= Rows =

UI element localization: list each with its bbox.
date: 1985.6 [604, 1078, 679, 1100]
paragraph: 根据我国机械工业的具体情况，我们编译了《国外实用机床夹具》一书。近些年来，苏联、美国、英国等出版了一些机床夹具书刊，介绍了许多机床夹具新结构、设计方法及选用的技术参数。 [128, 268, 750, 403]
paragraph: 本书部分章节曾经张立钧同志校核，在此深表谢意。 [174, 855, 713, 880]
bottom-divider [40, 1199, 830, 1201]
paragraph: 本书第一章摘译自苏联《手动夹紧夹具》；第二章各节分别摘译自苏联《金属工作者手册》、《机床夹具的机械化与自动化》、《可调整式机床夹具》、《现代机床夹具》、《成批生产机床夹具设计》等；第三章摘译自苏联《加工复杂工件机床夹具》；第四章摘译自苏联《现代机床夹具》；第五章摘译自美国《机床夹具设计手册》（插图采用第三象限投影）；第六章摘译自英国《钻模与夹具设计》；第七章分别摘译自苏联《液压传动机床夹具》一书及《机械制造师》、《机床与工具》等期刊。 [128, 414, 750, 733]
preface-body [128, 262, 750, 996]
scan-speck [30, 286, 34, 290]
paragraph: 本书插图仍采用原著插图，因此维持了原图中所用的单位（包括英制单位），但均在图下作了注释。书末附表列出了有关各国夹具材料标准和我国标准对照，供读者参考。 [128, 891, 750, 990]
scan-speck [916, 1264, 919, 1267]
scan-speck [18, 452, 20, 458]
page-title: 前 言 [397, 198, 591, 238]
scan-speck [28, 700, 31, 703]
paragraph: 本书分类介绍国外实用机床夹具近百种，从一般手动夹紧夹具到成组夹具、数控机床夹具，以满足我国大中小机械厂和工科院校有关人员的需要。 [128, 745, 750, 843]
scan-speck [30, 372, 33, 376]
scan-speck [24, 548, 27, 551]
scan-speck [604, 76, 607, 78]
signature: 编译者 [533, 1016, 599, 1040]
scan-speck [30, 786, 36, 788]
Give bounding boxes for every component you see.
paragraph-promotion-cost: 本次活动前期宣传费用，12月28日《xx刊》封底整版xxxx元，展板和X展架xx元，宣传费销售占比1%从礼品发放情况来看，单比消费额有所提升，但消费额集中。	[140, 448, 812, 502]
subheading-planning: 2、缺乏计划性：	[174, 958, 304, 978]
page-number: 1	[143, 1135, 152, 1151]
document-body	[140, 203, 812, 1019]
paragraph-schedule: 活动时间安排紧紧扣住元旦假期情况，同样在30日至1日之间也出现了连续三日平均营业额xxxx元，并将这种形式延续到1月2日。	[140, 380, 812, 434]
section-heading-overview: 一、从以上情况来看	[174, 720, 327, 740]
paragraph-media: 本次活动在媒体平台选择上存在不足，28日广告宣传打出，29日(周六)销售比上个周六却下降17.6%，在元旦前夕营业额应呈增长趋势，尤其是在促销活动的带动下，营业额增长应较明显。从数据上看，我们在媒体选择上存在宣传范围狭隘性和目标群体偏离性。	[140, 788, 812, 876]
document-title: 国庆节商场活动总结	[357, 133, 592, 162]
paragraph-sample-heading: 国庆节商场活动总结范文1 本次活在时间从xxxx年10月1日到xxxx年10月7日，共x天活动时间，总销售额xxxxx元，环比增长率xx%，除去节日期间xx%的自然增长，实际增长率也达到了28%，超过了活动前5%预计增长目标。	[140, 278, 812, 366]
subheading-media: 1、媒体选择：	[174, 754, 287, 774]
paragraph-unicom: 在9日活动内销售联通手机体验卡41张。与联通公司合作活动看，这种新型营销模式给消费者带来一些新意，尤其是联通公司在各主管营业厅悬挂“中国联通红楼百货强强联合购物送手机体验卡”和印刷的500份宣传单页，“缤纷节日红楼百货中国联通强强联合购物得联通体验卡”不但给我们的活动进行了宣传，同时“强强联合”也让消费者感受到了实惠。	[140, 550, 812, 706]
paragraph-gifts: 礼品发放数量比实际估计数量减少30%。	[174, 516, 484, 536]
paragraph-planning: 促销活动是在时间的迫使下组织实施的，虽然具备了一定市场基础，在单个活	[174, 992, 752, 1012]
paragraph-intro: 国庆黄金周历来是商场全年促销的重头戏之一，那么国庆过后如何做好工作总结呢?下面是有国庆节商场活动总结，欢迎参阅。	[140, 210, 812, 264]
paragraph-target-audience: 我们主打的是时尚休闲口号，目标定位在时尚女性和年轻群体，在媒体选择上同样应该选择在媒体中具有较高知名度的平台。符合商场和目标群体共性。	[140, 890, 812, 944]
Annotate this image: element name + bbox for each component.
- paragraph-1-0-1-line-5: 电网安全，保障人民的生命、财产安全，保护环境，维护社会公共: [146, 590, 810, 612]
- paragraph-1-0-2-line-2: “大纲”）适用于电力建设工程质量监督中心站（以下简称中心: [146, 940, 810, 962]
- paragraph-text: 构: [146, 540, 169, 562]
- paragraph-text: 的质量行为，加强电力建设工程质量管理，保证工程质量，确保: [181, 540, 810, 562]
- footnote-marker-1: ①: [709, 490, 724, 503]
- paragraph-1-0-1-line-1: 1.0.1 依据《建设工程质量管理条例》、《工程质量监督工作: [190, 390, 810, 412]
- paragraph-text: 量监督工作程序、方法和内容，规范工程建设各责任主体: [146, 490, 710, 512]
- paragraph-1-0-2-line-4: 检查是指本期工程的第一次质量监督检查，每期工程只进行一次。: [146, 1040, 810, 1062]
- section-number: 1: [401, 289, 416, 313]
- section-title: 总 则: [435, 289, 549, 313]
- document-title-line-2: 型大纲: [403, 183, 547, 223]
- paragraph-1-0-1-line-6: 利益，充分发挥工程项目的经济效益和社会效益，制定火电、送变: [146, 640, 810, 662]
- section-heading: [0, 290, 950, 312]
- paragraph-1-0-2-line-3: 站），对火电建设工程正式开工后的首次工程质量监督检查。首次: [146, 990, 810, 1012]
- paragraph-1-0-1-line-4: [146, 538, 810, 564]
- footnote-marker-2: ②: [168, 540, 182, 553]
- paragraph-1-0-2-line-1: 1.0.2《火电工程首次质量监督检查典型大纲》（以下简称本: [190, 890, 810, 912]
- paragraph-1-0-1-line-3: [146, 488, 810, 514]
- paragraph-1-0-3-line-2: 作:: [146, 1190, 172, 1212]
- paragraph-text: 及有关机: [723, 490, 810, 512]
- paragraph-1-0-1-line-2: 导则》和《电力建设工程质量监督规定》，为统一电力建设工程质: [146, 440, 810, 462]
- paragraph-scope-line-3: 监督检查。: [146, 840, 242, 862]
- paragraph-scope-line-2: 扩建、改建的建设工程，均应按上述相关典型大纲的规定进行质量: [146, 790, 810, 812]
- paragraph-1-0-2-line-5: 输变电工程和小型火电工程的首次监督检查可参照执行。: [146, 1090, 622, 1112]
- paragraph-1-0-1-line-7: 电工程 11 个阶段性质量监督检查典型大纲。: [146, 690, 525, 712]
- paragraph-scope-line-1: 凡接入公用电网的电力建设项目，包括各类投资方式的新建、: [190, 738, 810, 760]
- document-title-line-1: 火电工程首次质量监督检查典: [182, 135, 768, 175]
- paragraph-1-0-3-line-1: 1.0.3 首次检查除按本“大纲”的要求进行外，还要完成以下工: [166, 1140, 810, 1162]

= Directions for this task =
Copy every one of the records above, line for line, changing nothing.

= The result =
UI element localization: list each with its bbox.
date: 1985.6 [604, 1078, 679, 1100]
paragraph: 根据我国机械工业的具体情况，我们编译了《国外实用机床夹具》一书。近些年来，苏联、美国、英国等出版了一些机床夹具书刊，介绍了许多机床夹具新结构、设计方法及选用的技术参数。 [128, 268, 750, 403]
paragraph: 本书部分章节曾经张立钧同志校核，在此深表谢意。 [174, 855, 713, 880]
bottom-divider [40, 1199, 830, 1201]
paragraph: 本书第一章摘译自苏联《手动夹紧夹具》；第二章各节分别摘译自苏联《金属工作者手册》、《机床夹具的机械化与自动化》、《可调整式机床夹具》、《现代机床夹具》、《成批生产机床夹具设计》等；第三章摘译自苏联《加工复杂工件机床夹具》；第四章摘译自苏联《现代机床夹具》；第五章摘译自美国《机床夹具设计手册》（插图采用第三象限投影）；第六章摘译自英国《钻模与夹具设计》；第七章分别摘译自苏联《液压传动机床夹具》一书及《机械制造师》、《机床与工具》等期刊。 [128, 414, 750, 733]
preface-body [128, 262, 750, 996]
scan-speck [30, 286, 34, 290]
paragraph: 本书插图仍采用原著插图，因此维持了原图中所用的单位（包括英制单位），但均在图下作了注释。书末附表列出了有关各国夹具材料标准和我国标准对照，供读者参考。 [128, 891, 750, 990]
scan-speck [916, 1264, 919, 1267]
scan-speck [18, 452, 20, 458]
page-title: 前 言 [397, 198, 591, 238]
scan-speck [28, 700, 31, 703]
paragraph: 本书分类介绍国外实用机床夹具近百种，从一般手动夹紧夹具到成组夹具、数控机床夹具，以满足我国大中小机械厂和工科院校有关人员的需要。 [128, 745, 750, 843]
scan-speck [30, 372, 33, 376]
scan-speck [24, 548, 27, 551]
scan-speck [604, 76, 607, 78]
signature: 编译者 [533, 1016, 599, 1040]
scan-speck [30, 786, 36, 788]
Give bounding boxes for every component you see.
paragraph-promotion-cost: 本次活动前期宣传费用，12月28日《xx刊》封底整版xxxx元，展板和X展架xx元，宣传费销售占比1%从礼品发放情况来看，单比消费额有所提升，但消费额集中。	[140, 448, 812, 502]
subheading-planning: 2、缺乏计划性：	[174, 958, 304, 978]
page-number: 1	[143, 1135, 152, 1151]
document-body	[140, 203, 812, 1019]
paragraph-schedule: 活动时间安排紧紧扣住元旦假期情况，同样在30日至1日之间也出现了连续三日平均营业额xxxx元，并将这种形式延续到1月2日。	[140, 380, 812, 434]
section-heading-overview: 一、从以上情况来看	[174, 720, 327, 740]
paragraph-media: 本次活动在媒体平台选择上存在不足，28日广告宣传打出，29日(周六)销售比上个周六却下降17.6%，在元旦前夕营业额应呈增长趋势，尤其是在促销活动的带动下，营业额增长应较明显。从数据上看，我们在媒体选择上存在宣传范围狭隘性和目标群体偏离性。	[140, 788, 812, 876]
document-title: 国庆节商场活动总结	[357, 133, 592, 162]
paragraph-sample-heading: 国庆节商场活动总结范文1 本次活在时间从xxxx年10月1日到xxxx年10月7日，共x天活动时间，总销售额xxxxx元，环比增长率xx%，除去节日期间xx%的自然增长，实际增长率也达到了28%，超过了活动前5%预计增长目标。	[140, 278, 812, 366]
subheading-media: 1、媒体选择：	[174, 754, 287, 774]
paragraph-unicom: 在9日活动内销售联通手机体验卡41张。与联通公司合作活动看，这种新型营销模式给消费者带来一些新意，尤其是联通公司在各主管营业厅悬挂“中国联通红楼百货强强联合购物送手机体验卡”和印刷的500份宣传单页，“缤纷节日红楼百货中国联通强强联合购物得联通体验卡”不但给我们的活动进行了宣传，同时“强强联合”也让消费者感受到了实惠。	[140, 550, 812, 706]
paragraph-gifts: 礼品发放数量比实际估计数量减少30%。	[174, 516, 484, 536]
paragraph-planning: 促销活动是在时间的迫使下组织实施的，虽然具备了一定市场基础，在单个活	[174, 992, 752, 1012]
paragraph-intro: 国庆黄金周历来是商场全年促销的重头戏之一，那么国庆过后如何做好工作总结呢?下面是有国庆节商场活动总结，欢迎参阅。	[140, 210, 812, 264]
paragraph-target-audience: 我们主打的是时尚休闲口号，目标定位在时尚女性和年轻群体，在媒体选择上同样应该选择在媒体中具有较高知名度的平台。符合商场和目标群体共性。	[140, 890, 812, 944]
Annotate this image: element name + bbox for each component.
- paragraph-1-0-1-line-5: 电网安全，保障人民的生命、财产安全，保护环境，维护社会公共: [146, 590, 810, 612]
- paragraph-1-0-2-line-2: “大纲”）适用于电力建设工程质量监督中心站（以下简称中心: [146, 940, 810, 962]
- paragraph-text: 构: [146, 540, 169, 562]
- paragraph-text: 的质量行为，加强电力建设工程质量管理，保证工程质量，确保: [181, 540, 810, 562]
- footnote-marker-1: ①: [709, 490, 724, 503]
- paragraph-1-0-1-line-1: 1.0.1 依据《建设工程质量管理条例》、《工程质量监督工作: [190, 390, 810, 412]
- paragraph-text: 量监督工作程序、方法和内容，规范工程建设各责任主体: [146, 490, 710, 512]
- paragraph-1-0-2-line-4: 检查是指本期工程的第一次质量监督检查，每期工程只进行一次。: [146, 1040, 810, 1062]
- section-number: 1: [401, 289, 416, 313]
- section-title: 总 则: [435, 289, 549, 313]
- document-title-line-2: 型大纲: [403, 183, 547, 223]
- paragraph-1-0-1-line-6: 利益，充分发挥工程项目的经济效益和社会效益，制定火电、送变: [146, 640, 810, 662]
- section-heading: [0, 290, 950, 312]
- paragraph-1-0-2-line-3: 站），对火电建设工程正式开工后的首次工程质量监督检查。首次: [146, 990, 810, 1012]
- paragraph-1-0-1-line-4: [146, 538, 810, 564]
- footnote-marker-2: ②: [168, 540, 182, 553]
- paragraph-1-0-2-line-1: 1.0.2《火电工程首次质量监督检查典型大纲》（以下简称本: [190, 890, 810, 912]
- paragraph-1-0-1-line-3: [146, 488, 810, 514]
- paragraph-1-0-3-line-2: 作:: [146, 1190, 172, 1212]
- paragraph-text: 及有关机: [723, 490, 810, 512]
- paragraph-1-0-1-line-2: 导则》和《电力建设工程质量监督规定》，为统一电力建设工程质: [146, 440, 810, 462]
- paragraph-scope-line-3: 监督检查。: [146, 840, 242, 862]
- paragraph-scope-line-2: 扩建、改建的建设工程，均应按上述相关典型大纲的规定进行质量: [146, 790, 810, 812]
- paragraph-1-0-2-line-5: 输变电工程和小型火电工程的首次监督检查可参照执行。: [146, 1090, 622, 1112]
- paragraph-1-0-1-line-7: 电工程 11 个阶段性质量监督检查典型大纲。: [146, 690, 525, 712]
- paragraph-scope-line-1: 凡接入公用电网的电力建设项目，包括各类投资方式的新建、: [190, 738, 810, 760]
- document-title-line-1: 火电工程首次质量监督检查典: [182, 135, 768, 175]
- paragraph-1-0-3-line-1: 1.0.3 首次检查除按本“大纲”的要求进行外，还要完成以下工: [166, 1140, 810, 1162]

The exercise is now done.